'''

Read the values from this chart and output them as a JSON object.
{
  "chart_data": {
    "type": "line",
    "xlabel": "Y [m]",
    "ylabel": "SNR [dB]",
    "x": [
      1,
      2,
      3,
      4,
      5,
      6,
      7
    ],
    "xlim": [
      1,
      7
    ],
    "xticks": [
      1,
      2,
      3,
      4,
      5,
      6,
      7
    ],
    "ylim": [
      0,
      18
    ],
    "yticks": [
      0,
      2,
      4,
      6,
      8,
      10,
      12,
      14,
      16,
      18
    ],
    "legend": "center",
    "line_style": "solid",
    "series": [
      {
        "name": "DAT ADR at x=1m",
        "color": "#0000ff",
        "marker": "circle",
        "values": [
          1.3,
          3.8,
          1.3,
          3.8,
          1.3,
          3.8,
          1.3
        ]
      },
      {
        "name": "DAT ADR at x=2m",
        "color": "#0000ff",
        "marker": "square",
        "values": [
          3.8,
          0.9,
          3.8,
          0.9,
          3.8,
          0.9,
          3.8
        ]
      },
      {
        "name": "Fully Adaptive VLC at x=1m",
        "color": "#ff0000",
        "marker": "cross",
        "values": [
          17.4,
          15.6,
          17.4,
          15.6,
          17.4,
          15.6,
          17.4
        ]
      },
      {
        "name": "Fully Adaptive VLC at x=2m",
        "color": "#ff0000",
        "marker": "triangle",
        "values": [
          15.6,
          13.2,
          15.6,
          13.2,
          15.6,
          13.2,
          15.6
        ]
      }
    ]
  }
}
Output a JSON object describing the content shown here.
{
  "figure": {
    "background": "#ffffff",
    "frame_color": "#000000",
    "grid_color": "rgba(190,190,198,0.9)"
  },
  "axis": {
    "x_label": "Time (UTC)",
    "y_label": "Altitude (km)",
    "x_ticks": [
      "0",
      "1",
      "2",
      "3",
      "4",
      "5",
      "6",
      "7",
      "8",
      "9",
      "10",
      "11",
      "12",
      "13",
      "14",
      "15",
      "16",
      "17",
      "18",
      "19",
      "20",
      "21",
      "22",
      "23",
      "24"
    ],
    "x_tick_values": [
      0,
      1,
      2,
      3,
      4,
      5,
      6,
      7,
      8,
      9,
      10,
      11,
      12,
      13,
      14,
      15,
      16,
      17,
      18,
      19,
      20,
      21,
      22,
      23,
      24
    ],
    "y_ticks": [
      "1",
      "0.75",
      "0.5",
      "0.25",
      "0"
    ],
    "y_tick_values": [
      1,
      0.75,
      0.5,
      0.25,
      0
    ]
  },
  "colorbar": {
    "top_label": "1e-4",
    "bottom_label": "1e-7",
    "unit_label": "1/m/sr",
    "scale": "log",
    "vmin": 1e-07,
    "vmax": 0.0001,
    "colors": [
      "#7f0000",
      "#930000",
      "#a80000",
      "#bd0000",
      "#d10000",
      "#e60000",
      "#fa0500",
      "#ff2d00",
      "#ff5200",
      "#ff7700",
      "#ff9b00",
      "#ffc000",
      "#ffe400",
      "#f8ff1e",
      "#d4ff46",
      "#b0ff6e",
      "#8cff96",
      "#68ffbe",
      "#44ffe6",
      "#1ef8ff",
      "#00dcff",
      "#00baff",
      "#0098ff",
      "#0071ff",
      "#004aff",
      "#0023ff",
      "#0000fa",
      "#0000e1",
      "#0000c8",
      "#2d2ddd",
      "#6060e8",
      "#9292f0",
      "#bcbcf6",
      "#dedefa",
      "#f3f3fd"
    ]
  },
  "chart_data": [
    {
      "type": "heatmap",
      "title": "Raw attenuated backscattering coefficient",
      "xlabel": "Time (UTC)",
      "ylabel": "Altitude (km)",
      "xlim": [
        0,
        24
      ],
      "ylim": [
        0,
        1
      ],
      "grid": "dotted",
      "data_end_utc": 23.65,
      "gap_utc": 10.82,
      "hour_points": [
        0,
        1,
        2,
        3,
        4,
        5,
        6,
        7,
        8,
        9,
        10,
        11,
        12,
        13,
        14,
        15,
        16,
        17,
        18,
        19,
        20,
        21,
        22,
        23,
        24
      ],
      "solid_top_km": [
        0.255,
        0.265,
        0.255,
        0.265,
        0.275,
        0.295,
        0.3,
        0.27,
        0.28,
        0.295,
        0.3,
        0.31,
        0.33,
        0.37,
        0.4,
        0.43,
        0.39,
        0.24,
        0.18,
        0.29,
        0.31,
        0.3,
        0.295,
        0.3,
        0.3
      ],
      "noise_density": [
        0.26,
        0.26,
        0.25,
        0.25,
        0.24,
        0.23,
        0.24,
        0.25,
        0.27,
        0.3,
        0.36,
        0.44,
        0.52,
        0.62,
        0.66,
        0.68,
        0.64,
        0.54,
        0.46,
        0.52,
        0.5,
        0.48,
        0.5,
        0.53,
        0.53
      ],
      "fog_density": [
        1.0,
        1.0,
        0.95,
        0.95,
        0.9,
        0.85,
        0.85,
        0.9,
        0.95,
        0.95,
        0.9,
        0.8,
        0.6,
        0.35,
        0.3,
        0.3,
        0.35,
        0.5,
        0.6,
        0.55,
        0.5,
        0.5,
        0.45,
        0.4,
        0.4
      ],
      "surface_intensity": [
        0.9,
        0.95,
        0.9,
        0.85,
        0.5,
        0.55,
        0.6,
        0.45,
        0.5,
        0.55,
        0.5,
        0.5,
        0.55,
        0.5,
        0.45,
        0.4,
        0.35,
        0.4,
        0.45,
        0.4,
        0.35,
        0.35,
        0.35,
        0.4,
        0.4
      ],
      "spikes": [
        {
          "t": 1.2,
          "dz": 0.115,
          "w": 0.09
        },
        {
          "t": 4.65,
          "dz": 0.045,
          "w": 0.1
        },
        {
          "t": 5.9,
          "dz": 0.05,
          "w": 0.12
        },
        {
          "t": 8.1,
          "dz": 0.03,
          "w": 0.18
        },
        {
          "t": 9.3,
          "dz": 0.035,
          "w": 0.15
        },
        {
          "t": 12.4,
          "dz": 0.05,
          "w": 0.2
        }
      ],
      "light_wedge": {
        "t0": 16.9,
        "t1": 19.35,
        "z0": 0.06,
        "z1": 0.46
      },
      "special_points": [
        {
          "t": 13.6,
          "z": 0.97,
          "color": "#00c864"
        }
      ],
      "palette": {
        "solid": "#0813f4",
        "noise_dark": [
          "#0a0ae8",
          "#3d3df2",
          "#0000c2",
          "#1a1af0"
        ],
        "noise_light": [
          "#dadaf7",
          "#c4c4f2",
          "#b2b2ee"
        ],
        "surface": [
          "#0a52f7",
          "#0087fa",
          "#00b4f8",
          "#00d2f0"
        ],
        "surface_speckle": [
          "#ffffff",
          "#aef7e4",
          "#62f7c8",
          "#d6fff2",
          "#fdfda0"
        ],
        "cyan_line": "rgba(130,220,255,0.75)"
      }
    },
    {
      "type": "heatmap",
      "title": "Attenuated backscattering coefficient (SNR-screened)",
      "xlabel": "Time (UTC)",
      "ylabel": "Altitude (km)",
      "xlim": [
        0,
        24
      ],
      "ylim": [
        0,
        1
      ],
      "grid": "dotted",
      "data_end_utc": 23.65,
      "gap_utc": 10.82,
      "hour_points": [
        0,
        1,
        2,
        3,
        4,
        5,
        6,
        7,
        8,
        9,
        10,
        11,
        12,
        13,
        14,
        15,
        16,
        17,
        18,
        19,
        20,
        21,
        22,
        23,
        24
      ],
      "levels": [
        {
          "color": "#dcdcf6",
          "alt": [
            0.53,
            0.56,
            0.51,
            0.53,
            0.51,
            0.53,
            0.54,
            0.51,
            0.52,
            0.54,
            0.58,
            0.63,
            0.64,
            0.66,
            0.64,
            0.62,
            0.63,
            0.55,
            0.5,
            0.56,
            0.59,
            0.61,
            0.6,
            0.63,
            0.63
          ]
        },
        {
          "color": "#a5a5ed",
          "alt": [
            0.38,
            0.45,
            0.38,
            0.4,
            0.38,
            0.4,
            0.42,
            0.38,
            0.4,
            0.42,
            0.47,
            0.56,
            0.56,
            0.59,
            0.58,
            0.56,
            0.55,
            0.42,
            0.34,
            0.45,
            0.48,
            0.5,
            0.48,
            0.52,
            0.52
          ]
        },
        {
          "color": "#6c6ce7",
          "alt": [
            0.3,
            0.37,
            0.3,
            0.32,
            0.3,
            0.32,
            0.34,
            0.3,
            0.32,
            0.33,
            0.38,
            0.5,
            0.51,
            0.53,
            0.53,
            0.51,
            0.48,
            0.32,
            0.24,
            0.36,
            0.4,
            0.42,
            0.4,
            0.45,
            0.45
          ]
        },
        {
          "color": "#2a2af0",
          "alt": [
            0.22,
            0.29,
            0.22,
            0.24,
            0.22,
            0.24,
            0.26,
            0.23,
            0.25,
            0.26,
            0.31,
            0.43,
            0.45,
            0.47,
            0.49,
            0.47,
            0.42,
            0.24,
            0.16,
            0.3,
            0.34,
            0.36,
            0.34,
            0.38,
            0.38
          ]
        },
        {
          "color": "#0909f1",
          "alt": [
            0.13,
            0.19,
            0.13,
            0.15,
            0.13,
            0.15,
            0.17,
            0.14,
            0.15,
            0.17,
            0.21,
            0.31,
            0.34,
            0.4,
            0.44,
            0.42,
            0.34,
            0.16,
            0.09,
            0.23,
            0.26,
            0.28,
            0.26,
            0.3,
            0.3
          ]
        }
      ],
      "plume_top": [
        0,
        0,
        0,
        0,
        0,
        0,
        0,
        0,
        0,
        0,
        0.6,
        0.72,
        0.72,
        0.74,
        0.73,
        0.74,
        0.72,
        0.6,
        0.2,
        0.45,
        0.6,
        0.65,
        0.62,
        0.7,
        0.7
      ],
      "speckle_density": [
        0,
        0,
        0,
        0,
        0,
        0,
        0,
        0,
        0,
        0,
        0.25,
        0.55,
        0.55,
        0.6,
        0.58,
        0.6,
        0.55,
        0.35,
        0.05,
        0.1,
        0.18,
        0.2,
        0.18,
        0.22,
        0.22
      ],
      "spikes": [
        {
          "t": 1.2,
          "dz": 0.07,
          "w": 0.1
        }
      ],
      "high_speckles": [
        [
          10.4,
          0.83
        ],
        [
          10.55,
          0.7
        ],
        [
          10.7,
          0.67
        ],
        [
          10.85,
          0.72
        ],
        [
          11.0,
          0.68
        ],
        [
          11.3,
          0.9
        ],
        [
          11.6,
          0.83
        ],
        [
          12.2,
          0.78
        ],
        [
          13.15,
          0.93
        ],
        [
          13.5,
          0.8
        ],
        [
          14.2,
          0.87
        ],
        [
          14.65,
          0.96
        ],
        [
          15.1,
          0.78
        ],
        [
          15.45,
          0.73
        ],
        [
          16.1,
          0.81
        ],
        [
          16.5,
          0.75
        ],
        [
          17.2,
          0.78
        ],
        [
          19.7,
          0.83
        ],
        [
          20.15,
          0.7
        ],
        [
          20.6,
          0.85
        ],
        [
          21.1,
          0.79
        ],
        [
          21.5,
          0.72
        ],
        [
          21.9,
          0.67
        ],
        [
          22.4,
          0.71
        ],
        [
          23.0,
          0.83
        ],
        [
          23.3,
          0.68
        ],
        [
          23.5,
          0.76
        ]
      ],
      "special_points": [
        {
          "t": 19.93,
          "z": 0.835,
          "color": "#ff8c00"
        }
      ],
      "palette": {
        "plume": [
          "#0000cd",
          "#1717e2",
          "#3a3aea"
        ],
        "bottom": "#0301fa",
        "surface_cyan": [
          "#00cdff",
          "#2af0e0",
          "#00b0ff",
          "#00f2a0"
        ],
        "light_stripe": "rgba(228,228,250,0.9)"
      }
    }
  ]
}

'''

### SHORT PROBLEM
Find the word "marker" in the material, then list each line that holds it.

### COMPLETED EXERCISE
        "marker": "circle",
        "marker": "square",
        "marker": "cross",
        "marker": "triangle",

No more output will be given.